### YOUR OBJECTIVE
Gather up the lines with the word "religions" in them.

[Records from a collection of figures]
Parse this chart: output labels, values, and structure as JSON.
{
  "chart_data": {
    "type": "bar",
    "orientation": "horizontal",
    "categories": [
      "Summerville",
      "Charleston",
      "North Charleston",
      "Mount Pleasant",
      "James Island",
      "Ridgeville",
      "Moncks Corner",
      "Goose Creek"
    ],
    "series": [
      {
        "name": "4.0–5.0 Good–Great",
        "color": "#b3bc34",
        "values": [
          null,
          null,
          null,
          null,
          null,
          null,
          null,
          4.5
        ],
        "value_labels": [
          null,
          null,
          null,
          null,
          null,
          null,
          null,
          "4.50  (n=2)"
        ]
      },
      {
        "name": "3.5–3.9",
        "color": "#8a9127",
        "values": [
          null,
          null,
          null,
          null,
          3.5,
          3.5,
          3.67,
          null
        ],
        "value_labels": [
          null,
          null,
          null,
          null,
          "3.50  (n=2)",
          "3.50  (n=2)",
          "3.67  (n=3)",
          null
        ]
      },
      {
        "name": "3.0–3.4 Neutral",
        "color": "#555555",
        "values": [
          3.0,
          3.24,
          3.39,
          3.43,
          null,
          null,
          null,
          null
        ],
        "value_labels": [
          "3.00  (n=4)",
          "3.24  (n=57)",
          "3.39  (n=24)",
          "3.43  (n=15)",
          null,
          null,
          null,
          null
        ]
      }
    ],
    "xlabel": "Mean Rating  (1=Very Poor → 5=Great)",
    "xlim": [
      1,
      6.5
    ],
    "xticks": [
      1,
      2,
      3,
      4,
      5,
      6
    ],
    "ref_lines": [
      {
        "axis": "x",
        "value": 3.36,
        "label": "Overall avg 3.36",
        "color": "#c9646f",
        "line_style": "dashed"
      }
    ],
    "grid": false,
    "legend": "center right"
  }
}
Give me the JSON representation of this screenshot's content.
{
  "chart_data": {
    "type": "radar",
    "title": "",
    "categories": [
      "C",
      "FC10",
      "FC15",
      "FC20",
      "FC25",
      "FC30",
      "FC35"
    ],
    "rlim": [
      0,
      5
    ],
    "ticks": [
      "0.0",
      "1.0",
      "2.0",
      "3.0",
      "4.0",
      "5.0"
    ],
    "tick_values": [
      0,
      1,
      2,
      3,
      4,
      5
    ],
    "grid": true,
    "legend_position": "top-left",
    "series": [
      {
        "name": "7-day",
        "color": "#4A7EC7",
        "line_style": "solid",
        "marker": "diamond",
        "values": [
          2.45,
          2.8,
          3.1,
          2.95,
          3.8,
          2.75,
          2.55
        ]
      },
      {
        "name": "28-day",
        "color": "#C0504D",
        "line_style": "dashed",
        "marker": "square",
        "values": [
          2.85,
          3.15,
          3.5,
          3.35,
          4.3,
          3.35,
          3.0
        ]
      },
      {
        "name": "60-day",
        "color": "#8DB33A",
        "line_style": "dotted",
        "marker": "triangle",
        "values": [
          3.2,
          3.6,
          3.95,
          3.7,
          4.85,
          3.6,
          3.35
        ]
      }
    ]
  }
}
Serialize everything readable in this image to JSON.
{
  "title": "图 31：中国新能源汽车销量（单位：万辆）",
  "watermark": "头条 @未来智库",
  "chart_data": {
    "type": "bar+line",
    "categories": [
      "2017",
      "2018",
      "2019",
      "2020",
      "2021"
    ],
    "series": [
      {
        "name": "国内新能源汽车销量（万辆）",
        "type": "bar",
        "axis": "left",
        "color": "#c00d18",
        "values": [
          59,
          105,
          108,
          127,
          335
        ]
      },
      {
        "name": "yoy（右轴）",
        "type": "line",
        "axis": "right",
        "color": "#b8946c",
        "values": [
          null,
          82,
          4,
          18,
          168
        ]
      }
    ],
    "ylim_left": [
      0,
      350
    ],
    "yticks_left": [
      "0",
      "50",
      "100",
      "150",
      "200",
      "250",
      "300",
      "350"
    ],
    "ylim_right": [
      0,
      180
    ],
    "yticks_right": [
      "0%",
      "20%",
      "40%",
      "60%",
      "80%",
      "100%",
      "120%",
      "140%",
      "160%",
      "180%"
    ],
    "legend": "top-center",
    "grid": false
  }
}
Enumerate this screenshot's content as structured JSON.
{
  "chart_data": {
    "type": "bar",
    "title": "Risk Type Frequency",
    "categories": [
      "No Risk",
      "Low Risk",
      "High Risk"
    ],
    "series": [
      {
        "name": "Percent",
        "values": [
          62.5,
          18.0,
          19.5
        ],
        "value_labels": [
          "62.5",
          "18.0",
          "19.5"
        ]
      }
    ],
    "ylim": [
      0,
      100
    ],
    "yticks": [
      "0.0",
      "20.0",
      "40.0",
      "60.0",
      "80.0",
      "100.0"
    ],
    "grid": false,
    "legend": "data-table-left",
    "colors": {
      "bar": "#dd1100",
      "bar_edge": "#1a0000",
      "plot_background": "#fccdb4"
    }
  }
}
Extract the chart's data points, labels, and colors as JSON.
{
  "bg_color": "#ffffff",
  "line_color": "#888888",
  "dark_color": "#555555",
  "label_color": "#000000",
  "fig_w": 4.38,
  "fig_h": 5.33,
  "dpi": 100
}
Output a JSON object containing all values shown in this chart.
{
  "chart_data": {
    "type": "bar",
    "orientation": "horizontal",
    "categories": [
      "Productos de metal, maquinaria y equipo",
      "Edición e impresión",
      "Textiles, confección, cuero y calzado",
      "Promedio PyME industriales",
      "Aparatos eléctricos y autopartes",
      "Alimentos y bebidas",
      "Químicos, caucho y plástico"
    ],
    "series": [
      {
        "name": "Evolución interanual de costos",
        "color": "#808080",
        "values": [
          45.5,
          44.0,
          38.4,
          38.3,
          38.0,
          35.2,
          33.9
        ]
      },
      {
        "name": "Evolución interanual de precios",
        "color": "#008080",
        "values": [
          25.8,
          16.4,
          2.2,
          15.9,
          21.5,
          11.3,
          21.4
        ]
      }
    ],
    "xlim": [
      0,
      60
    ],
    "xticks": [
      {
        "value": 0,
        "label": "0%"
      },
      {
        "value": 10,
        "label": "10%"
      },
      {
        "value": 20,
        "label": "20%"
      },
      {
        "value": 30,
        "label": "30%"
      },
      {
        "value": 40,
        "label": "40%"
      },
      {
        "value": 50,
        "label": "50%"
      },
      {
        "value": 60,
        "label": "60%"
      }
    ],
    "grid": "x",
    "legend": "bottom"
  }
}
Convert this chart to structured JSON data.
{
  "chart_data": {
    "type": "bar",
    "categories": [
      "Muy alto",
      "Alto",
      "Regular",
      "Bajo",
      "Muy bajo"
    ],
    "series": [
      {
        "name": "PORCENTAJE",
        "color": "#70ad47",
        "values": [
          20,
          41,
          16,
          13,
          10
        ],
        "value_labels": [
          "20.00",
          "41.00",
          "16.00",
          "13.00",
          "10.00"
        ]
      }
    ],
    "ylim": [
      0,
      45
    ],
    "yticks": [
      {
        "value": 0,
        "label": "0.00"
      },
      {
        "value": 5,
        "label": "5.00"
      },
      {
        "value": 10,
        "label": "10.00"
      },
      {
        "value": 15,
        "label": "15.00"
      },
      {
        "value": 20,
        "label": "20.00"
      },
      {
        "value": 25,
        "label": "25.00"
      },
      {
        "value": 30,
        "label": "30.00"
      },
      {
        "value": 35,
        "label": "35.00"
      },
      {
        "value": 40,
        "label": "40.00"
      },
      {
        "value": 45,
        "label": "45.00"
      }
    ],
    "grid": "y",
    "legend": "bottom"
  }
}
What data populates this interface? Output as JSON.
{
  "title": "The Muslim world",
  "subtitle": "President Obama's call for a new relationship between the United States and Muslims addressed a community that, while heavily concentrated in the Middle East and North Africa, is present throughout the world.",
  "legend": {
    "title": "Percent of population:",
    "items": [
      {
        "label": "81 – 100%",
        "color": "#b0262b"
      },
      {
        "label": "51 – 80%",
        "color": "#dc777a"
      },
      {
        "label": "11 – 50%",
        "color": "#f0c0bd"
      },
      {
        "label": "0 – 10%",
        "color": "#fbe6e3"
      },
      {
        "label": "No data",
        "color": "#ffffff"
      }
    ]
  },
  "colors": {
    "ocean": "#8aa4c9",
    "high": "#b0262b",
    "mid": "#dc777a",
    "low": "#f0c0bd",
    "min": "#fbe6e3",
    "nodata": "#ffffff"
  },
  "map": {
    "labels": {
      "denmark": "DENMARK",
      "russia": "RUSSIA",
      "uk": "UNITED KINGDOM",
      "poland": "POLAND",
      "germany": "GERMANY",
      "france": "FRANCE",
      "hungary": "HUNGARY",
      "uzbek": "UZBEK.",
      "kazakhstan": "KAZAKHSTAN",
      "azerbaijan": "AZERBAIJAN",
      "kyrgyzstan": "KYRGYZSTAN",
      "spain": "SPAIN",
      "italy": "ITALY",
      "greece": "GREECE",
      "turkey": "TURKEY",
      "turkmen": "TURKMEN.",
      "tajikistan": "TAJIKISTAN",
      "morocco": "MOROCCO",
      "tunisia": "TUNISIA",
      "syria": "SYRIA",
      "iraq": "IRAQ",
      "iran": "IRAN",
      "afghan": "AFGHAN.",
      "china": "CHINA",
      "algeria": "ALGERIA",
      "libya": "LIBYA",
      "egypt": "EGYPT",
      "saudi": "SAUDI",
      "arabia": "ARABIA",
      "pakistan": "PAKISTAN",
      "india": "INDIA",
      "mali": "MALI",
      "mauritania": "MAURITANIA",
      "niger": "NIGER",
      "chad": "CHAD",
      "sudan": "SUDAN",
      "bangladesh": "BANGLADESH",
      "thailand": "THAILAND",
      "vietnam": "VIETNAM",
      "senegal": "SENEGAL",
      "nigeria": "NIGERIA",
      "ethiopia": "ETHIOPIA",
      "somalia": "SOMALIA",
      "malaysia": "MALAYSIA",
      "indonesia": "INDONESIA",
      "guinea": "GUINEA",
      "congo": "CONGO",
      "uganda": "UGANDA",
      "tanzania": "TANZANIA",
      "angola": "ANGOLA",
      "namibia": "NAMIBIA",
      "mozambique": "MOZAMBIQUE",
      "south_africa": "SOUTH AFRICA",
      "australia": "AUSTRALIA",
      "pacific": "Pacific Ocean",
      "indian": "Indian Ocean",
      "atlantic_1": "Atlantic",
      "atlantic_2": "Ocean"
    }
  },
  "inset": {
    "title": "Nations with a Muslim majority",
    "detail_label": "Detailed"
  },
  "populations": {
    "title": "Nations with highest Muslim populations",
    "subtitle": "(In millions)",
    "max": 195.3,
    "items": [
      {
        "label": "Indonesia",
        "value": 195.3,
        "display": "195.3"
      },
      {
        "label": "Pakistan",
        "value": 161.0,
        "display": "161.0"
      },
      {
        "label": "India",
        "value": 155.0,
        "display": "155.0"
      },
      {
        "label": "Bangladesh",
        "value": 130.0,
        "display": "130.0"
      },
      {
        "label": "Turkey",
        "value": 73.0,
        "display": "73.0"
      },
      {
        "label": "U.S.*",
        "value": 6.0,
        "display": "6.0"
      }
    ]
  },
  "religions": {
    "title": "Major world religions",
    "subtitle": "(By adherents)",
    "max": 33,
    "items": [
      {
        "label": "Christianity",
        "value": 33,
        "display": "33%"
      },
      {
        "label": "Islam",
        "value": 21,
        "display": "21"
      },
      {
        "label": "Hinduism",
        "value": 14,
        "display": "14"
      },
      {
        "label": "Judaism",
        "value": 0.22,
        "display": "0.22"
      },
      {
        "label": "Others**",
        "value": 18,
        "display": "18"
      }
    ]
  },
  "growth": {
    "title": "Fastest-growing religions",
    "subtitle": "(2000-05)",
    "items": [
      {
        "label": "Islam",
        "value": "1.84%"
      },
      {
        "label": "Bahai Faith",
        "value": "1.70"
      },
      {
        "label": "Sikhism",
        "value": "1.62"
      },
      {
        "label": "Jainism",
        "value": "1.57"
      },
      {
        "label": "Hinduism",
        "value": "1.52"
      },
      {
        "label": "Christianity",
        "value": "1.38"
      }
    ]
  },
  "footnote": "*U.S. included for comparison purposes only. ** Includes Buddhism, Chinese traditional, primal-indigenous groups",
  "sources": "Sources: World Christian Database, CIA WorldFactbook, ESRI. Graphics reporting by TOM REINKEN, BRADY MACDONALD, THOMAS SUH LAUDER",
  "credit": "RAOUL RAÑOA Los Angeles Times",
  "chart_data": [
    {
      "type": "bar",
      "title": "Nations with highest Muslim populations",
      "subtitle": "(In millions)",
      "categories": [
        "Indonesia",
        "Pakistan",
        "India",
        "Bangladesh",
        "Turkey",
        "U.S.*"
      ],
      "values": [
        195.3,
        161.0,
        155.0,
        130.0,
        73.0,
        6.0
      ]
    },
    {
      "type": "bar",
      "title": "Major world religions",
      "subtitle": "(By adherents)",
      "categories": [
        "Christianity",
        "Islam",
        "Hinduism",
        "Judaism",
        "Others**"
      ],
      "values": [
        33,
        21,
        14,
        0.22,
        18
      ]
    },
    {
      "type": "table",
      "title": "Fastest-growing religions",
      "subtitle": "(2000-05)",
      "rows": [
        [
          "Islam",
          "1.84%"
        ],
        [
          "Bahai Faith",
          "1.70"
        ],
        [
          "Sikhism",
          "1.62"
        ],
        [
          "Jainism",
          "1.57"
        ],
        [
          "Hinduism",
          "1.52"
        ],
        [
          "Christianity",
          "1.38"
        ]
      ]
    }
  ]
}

### FINAL RESULT
  "religions": {
    "title": "Major world religions",
    "title": "Fastest-growing religions",
      "title": "Major world religions",
      "title": "Fastest-growing religions",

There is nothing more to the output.